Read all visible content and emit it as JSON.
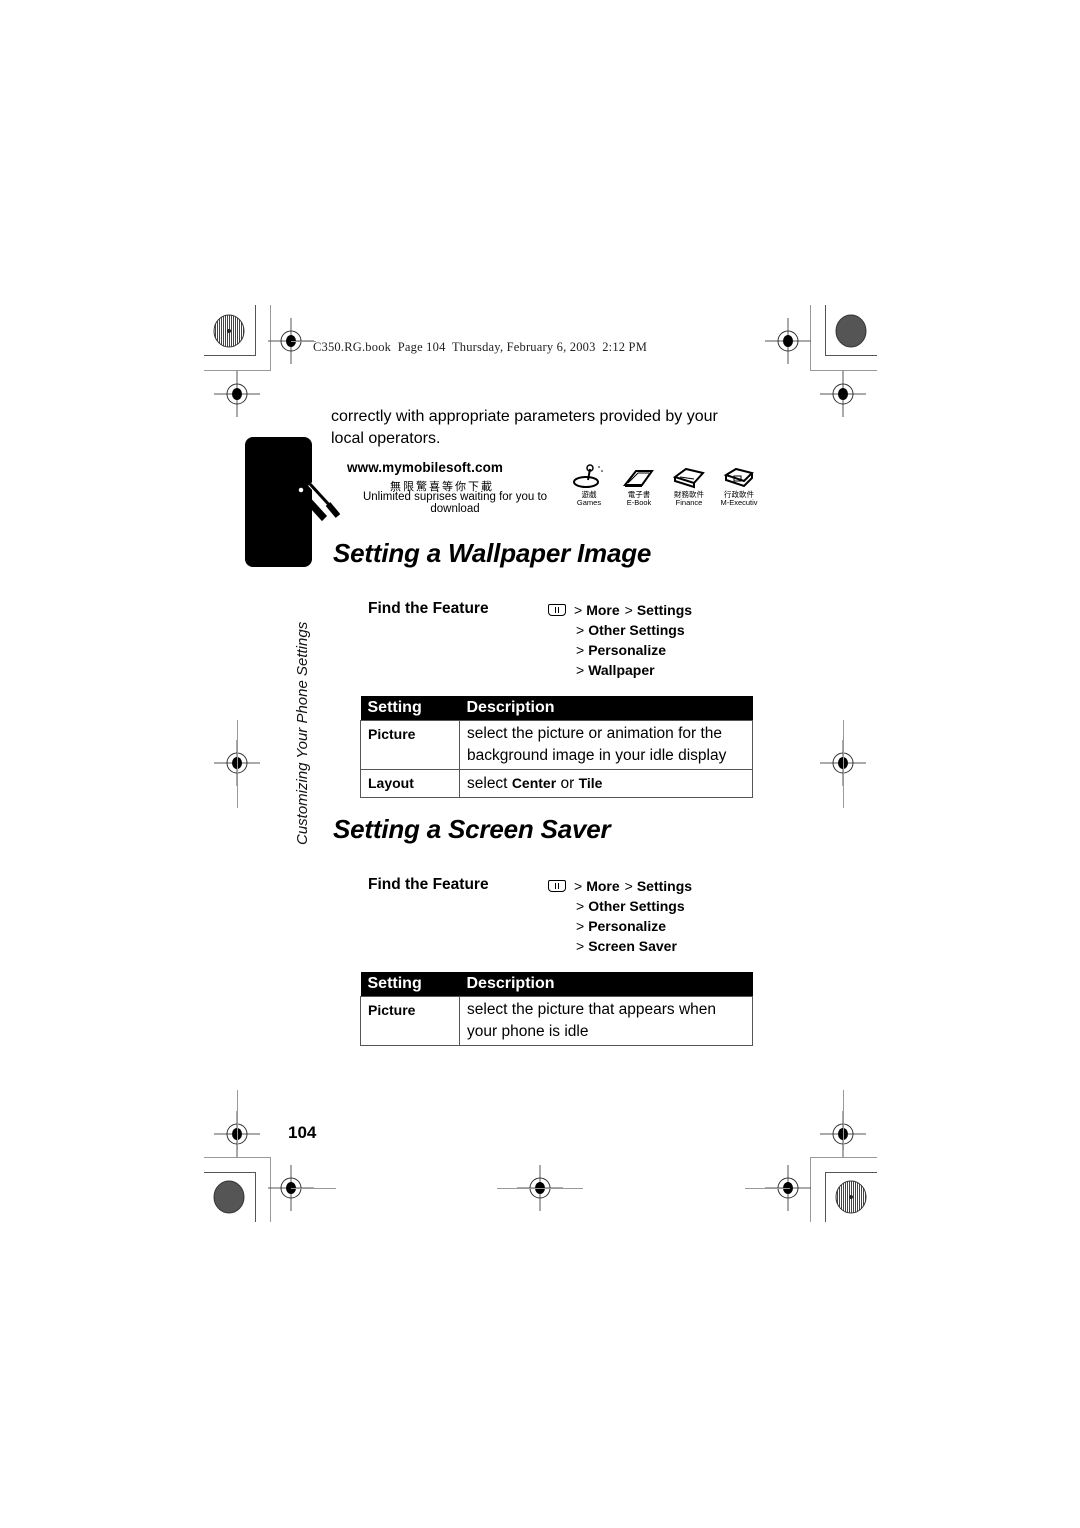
{
  "print_header": "C350.RG.book  Page 104  Thursday, February 6, 2003  2:12 PM",
  "side_tab": {
    "icon": "wrench-screwdriver-icon",
    "label": "Customizing Your Phone Settings"
  },
  "intro_text": "correctly with appropriate parameters provided by your local operators.",
  "ad": {
    "url": "www.mymobilesoft.com",
    "chinese_slogan": "無限驚喜等你下載",
    "english_slogan": "Unlimited suprises waiting for you to download",
    "categories": [
      {
        "cn": "遊戲",
        "en": "Games",
        "icon": "joystick-icon"
      },
      {
        "cn": "電子書",
        "en": "E-Book",
        "icon": "book-icon"
      },
      {
        "cn": "財務軟件",
        "en": "Finance",
        "icon": "calculator-icon"
      },
      {
        "cn": "行政軟件",
        "en": "M-Executiv",
        "icon": "briefcase-icon"
      }
    ]
  },
  "sections": [
    {
      "title": "Setting a Wallpaper Image",
      "find_feature_label": "Find the Feature",
      "menu_icon": "menu-key-icon",
      "path": [
        "More",
        "Settings",
        "Other Settings",
        "Personalize",
        "Wallpaper"
      ],
      "table": {
        "headers": [
          "Setting",
          "Description"
        ],
        "rows": [
          {
            "setting": "Picture",
            "description": "select the picture or animation for the background image in your idle display"
          },
          {
            "setting": "Layout",
            "description_prefix": "select ",
            "option_a": "Center",
            "joiner": " or ",
            "option_b": "Tile"
          }
        ]
      }
    },
    {
      "title": "Setting a Screen Saver",
      "find_feature_label": "Find the Feature",
      "menu_icon": "menu-key-icon",
      "path": [
        "More",
        "Settings",
        "Other Settings",
        "Personalize",
        "Screen Saver"
      ],
      "table": {
        "headers": [
          "Setting",
          "Description"
        ],
        "rows": [
          {
            "setting": "Picture",
            "description": "select the picture that appears when your phone is idle"
          }
        ]
      }
    }
  ],
  "page_number": "104"
}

|---|

## The request
Your task is to list each line of the records with the word "Screen".

## Completed task
      "title": "Setting a Screen Saver",
        "Screen Saver"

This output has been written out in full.